O volume de saída de dólares
para pagamento de juros e remessa de lucros está crescendo e vai
aumentar ainda mais. Não haverá
alívio a curto prazo. Dentro dos
próximos dez anos, o Brasil terá
déficits nas suas contas externas
(transações correntes) equivalentes a pelo menos 2,5% do PIB.
Essas são as principais conclusões de um extenso estudo sobre
o endividamento externo brasileiro preparado pelo economista-chefe do banco Bilbao Vizcaya,
Octavio de Barros. Ex-diretor-técnico da Sociedade Brasileira de
Estudos de Empresas Transnacionais (Sobeet), Barros é um dos
maiores especialistas brasileiros
em contas externas, assunto ao
qual se dedica há cerca de 15 anos.
"Quando houve a mudança na
política cambial, muita gente imaginou que a desvalorização do
real poderia equilibrar o resultado
das nossas contas externas", diz
Barros. "Isso não é verdade. Precisamos fazer um esforço dramático de aumento de exportações, senão poderemos sofrer turbulências recorrentes na área cambial."
Endividamento
O Brasil deverá ter déficit durante mais uma década, pelo menos, porque houve um enorme
aumento do que os economistas
chamam de passivo externo
(aquele dinheiro que vem do exterior e em algum momento terá de
voltar).

**Problema curto 1:** Liste todas as expressões que aparecem entre parênteses no trecho sobre o endividamento externo.

**Dados de entrada:**
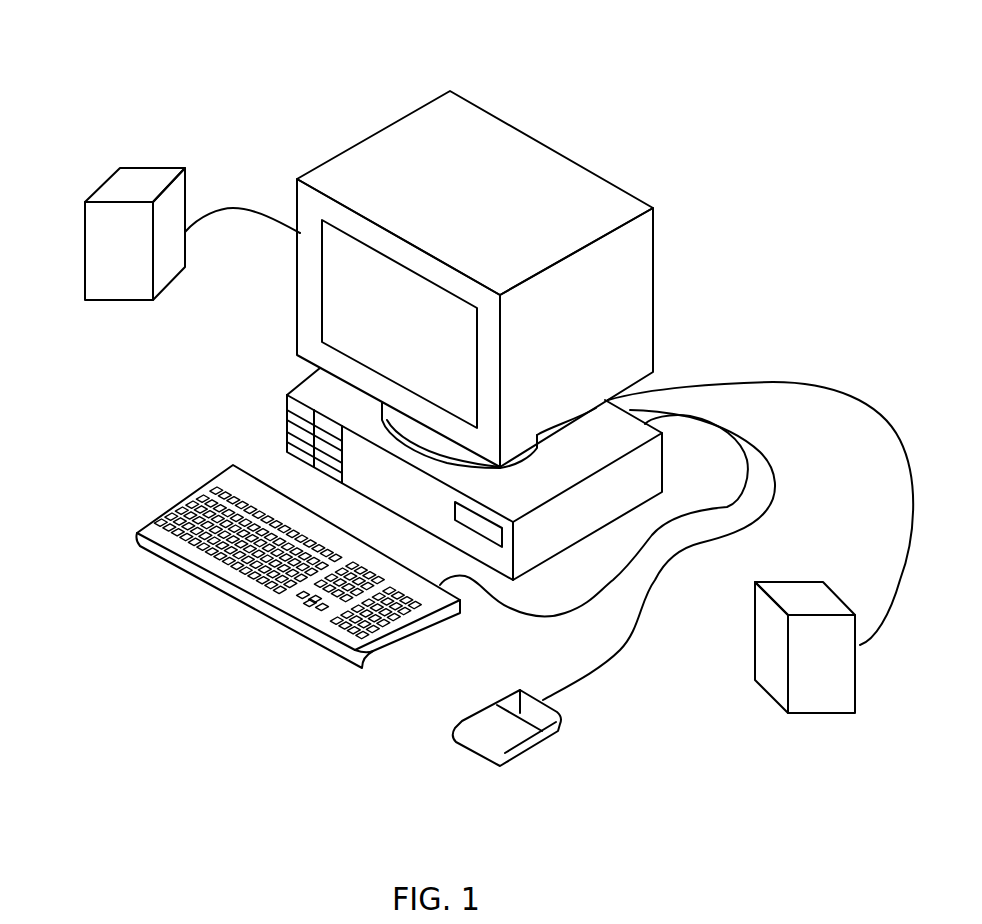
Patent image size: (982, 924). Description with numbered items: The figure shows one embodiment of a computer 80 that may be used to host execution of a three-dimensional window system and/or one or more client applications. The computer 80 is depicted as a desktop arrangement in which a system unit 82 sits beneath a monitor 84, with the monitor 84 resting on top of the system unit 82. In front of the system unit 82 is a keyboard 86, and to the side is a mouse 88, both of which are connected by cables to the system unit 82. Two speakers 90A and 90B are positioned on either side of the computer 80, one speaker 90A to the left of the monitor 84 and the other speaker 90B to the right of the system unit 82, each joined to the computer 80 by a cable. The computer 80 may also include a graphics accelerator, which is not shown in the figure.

The computer 80 is at (138, 60).
The system unit 82 is at (302, 392).
The monitor 84 is at (535, 167).
The keyboard 86 is at (353, 649).
The mouse 88 is at (495, 742).
The speaker 90A is at (115, 298).
The speaker 90B is at (812, 707).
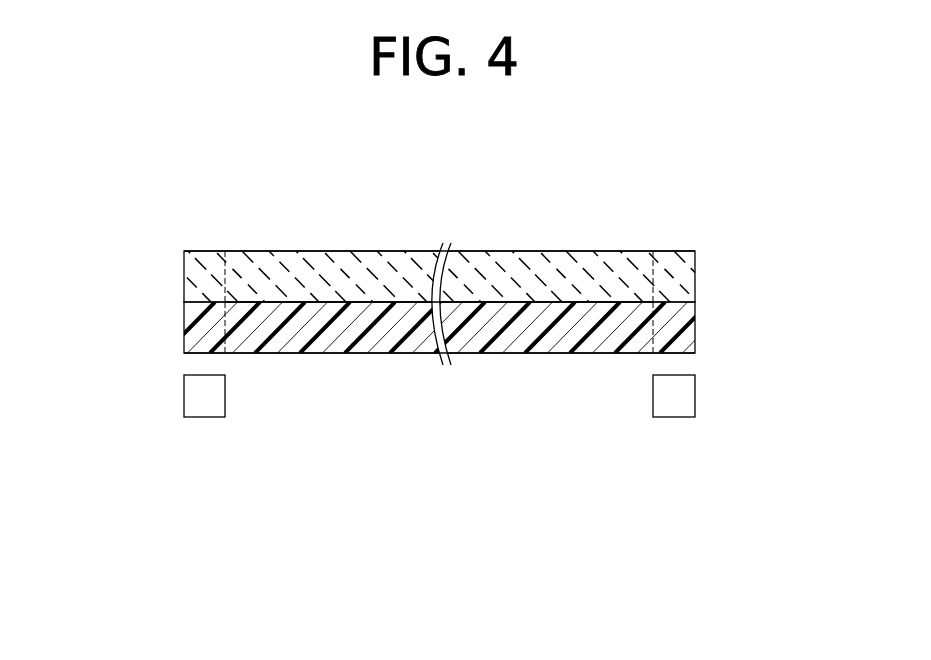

**Problema curto 2:** Selecione e copie cada linha dos dados que contém a palavra "system", levando em conta a diferença entre maiúsculas e minúsculas.

**Solução completa 1:**
- (transações correntes)
- (Sobeet)
- (aquele dinheiro que vem do exterior e em algum momento terá de voltar)

**Solução completa 2:**
Patent image size: (982, 924). Description with numbered items: The figure shows one embodiment of a computer 80 that may be used to host execution of a three-dimensional window system and/or one or more client applications. The computer 80 is depicted as a desktop arrangement in which a system unit 82 sits beneath a monitor 84, with the monitor 84 resting on top of the system unit 82. In front of the system unit 82 is a keyboard 86, and to the side is a mouse 88, both of which are connected by cables to the system unit 82. Two speakers 90A and 90B are positioned on either side of the computer 80, one speaker 90A to the left of the monitor 84 and the other speaker 90B to the right of the system unit 82, each joined to the computer 80 by a cable. The computer 80 may also include a graphics accelerator, which is not shown in the figure.
The system unit 82 is at (302, 392).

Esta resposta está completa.